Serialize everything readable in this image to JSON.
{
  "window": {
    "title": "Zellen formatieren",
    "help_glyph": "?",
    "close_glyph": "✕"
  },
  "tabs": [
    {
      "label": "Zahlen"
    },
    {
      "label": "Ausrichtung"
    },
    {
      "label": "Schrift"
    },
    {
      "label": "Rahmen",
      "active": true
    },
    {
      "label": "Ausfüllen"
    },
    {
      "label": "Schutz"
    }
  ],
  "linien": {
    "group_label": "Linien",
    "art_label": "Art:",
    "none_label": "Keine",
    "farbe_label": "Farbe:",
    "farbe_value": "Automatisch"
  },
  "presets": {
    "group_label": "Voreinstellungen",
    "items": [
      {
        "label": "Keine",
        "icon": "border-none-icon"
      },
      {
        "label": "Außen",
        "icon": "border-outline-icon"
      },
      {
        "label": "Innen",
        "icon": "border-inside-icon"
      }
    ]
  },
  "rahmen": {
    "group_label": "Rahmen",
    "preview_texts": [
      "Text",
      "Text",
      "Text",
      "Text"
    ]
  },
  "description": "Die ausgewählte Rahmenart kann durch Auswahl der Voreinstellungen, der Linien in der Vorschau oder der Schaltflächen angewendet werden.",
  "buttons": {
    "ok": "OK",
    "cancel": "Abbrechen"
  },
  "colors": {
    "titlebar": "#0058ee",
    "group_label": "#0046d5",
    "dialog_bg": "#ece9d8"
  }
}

WRITTEN EXERCISE - Repeat the records exactly, including every line.

RESULT FOR THIS EXERCISE -
Serialize everything readable in this image to JSON.
{
  "window": {
    "title": "Zellen formatieren",
    "help_glyph": "?",
    "close_glyph": "✕"
  },
  "tabs": [
    {
      "label": "Zahlen"
    },
    {
      "label": "Ausrichtung"
    },
    {
      "label": "Schrift"
    },
    {
      "label": "Rahmen",
      "active": true
    },
    {
      "label": "Ausfüllen"
    },
    {
      "label": "Schutz"
    }
  ],
  "linien": {
    "group_label": "Linien",
    "art_label": "Art:",
    "none_label": "Keine",
    "farbe_label": "Farbe:",
    "farbe_value": "Automatisch"
  },
  "presets": {
    "group_label": "Voreinstellungen",
    "items": [
      {
        "label": "Keine",
        "icon": "border-none-icon"
      },
      {
        "label": "Außen",
        "icon": "border-outline-icon"
      },
      {
        "label": "Innen",
        "icon": "border-inside-icon"
      }
    ]
  },
  "rahmen": {
    "group_label": "Rahmen",
    "preview_texts": [
      "Text",
      "Text",
      "Text",
      "Text"
    ]
  },
  "description": "Die ausgewählte Rahmenart kann durch Auswahl der Voreinstellungen, der Linien in der Vorschau oder der Schaltflächen angewendet werden.",
  "buttons": {
    "ok": "OK",
    "cancel": "Abbrechen"
  },
  "colors": {
    "titlebar": "#0058ee",
    "group_label": "#0046d5",
    "dialog_bg": "#ece9d8"
  }
}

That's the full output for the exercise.